» TASK
Collect each line holding the string "name".

» DATASET EXTRACT

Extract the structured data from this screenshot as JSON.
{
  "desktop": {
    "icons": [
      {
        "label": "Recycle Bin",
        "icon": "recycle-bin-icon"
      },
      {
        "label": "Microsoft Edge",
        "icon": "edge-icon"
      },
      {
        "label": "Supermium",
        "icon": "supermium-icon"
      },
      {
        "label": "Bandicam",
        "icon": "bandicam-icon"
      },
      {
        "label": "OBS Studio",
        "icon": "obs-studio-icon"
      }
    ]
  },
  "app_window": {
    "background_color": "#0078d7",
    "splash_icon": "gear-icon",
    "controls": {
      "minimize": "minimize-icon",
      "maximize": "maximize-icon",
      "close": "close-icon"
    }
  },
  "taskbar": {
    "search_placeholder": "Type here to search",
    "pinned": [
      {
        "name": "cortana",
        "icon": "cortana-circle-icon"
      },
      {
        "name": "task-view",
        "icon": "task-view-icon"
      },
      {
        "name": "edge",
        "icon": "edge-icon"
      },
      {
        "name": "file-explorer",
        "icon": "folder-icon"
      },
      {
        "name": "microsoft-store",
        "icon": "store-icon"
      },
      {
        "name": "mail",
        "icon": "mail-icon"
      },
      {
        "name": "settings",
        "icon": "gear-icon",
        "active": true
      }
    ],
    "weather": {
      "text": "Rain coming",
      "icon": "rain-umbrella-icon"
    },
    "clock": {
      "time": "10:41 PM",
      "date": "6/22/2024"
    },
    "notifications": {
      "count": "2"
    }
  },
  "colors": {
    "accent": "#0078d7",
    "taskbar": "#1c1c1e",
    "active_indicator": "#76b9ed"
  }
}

» RESPONSE TO THIS EXERCISE
        "name": "cortana",
        "name": "task-view",
        "name": "edge",
        "name": "file-explorer",
        "name": "microsoft-store",
        "name": "mail",
        "name": "settings",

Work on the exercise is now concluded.